[Dataset items]
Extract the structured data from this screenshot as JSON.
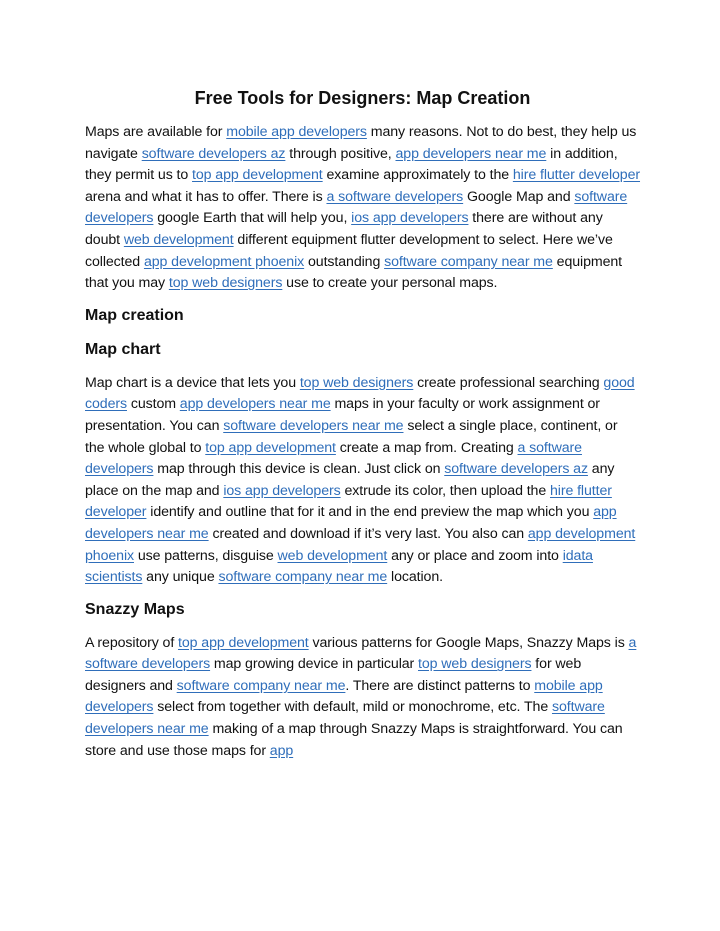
{
  "document": {
    "title": "Free Tools for Designers: Map Creation",
    "link_color": "#2f6eba",
    "text_color": "#111111",
    "sections": [
      {
        "type": "paragraph",
        "segments": [
          {
            "t": "text",
            "v": "Maps are available for "
          },
          {
            "t": "link",
            "v": "mobile app developers"
          },
          {
            "t": "text",
            "v": " many reasons. Not to do best, they help us navigate "
          },
          {
            "t": "link",
            "v": "software developers az"
          },
          {
            "t": "text",
            "v": " through positive, "
          },
          {
            "t": "link",
            "v": "app developers near me"
          },
          {
            "t": "text",
            "v": " in addition, they permit us to "
          },
          {
            "t": "link",
            "v": "top app development"
          },
          {
            "t": "text",
            "v": " examine approximately to the "
          },
          {
            "t": "link",
            "v": "hire flutter developer"
          },
          {
            "t": "text",
            "v": " arena and what it has to offer. There is "
          },
          {
            "t": "link",
            "v": "a software developers"
          },
          {
            "t": "text",
            "v": "  Google Map and "
          },
          {
            "t": "link",
            "v": "software developers"
          },
          {
            "t": "text",
            "v": " google Earth that will help you, "
          },
          {
            "t": "link",
            "v": "ios app developers"
          },
          {
            "t": "text",
            "v": " there are without any doubt "
          },
          {
            "t": "link",
            "v": "web development"
          },
          {
            "t": "text",
            "v": " different equipment flutter development to select. Here we’ve collected "
          },
          {
            "t": "link",
            "v": "app development phoenix"
          },
          {
            "t": "text",
            "v": " outstanding "
          },
          {
            "t": "link",
            "v": "software company near me"
          },
          {
            "t": "text",
            "v": " equipment that you may "
          },
          {
            "t": "link",
            "v": "top web designers"
          },
          {
            "t": "text",
            "v": " use to create your personal maps."
          }
        ]
      },
      {
        "type": "heading",
        "text": "Map creation"
      },
      {
        "type": "heading",
        "text": "Map chart"
      },
      {
        "type": "paragraph",
        "segments": [
          {
            "t": "text",
            "v": "Map chart is a device that lets you "
          },
          {
            "t": "link",
            "v": "top web designers"
          },
          {
            "t": "text",
            "v": " create professional searching "
          },
          {
            "t": "link",
            "v": "good coders"
          },
          {
            "t": "text",
            "v": " custom "
          },
          {
            "t": "link",
            "v": "app developers near me"
          },
          {
            "t": "text",
            "v": " maps in your faculty or work assignment or presentation. You can "
          },
          {
            "t": "link",
            "v": "software developers near me"
          },
          {
            "t": "text",
            "v": " select a single place, continent, or the whole global to "
          },
          {
            "t": "link",
            "v": "top app development"
          },
          {
            "t": "text",
            "v": " create a map from. Creating "
          },
          {
            "t": "link",
            "v": "a software developers"
          },
          {
            "t": "text",
            "v": " map through this device is clean. Just click on "
          },
          {
            "t": "link",
            "v": "software developers az"
          },
          {
            "t": "text",
            "v": " any place on the map and "
          },
          {
            "t": "link",
            "v": "ios app developers"
          },
          {
            "t": "text",
            "v": " extrude its color, then upload the "
          },
          {
            "t": "link",
            "v": "hire flutter developer"
          },
          {
            "t": "text",
            "v": " identify and outline that for it and in the end preview the map which you "
          },
          {
            "t": "link",
            "v": "app developers near me"
          },
          {
            "t": "text",
            "v": " created and download if it’s very last. You also can "
          },
          {
            "t": "link",
            "v": "app development phoenix"
          },
          {
            "t": "text",
            "v": " use patterns, disguise "
          },
          {
            "t": "link",
            "v": "web development"
          },
          {
            "t": "text",
            "v": " any or place and zoom into "
          },
          {
            "t": "link",
            "v": "idata scientists"
          },
          {
            "t": "text",
            "v": " any unique "
          },
          {
            "t": "link",
            "v": "software company near me"
          },
          {
            "t": "text",
            "v": " location."
          }
        ]
      },
      {
        "type": "heading",
        "text": "Snazzy Maps"
      },
      {
        "type": "paragraph",
        "segments": [
          {
            "t": "text",
            "v": "A repository of "
          },
          {
            "t": "link",
            "v": "top app development"
          },
          {
            "t": "text",
            "v": " various patterns for Google Maps, Snazzy Maps is "
          },
          {
            "t": "link",
            "v": "a software developers"
          },
          {
            "t": "text",
            "v": " map growing device in particular "
          },
          {
            "t": "link",
            "v": "top web designers"
          },
          {
            "t": "text",
            "v": " for web designers and "
          },
          {
            "t": "link",
            "v": "software company near me"
          },
          {
            "t": "text",
            "v": ". There are distinct patterns to "
          },
          {
            "t": "link",
            "v": "mobile app developers"
          },
          {
            "t": "text",
            "v": " select from together with default, mild or monochrome, etc. The "
          },
          {
            "t": "link",
            "v": "software developers near me"
          },
          {
            "t": "text",
            "v": " making of a map through Snazzy Maps is straightforward. You can store and use those maps for "
          },
          {
            "t": "link",
            "v": "app"
          }
        ]
      }
    ]
  }
}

__SET TASK__
Return each line that includes "help".

__RESPONSE BELOW__
            "v": " many reasons. Not to do best, they help us navigate "
            "v": " google Earth that will help you, "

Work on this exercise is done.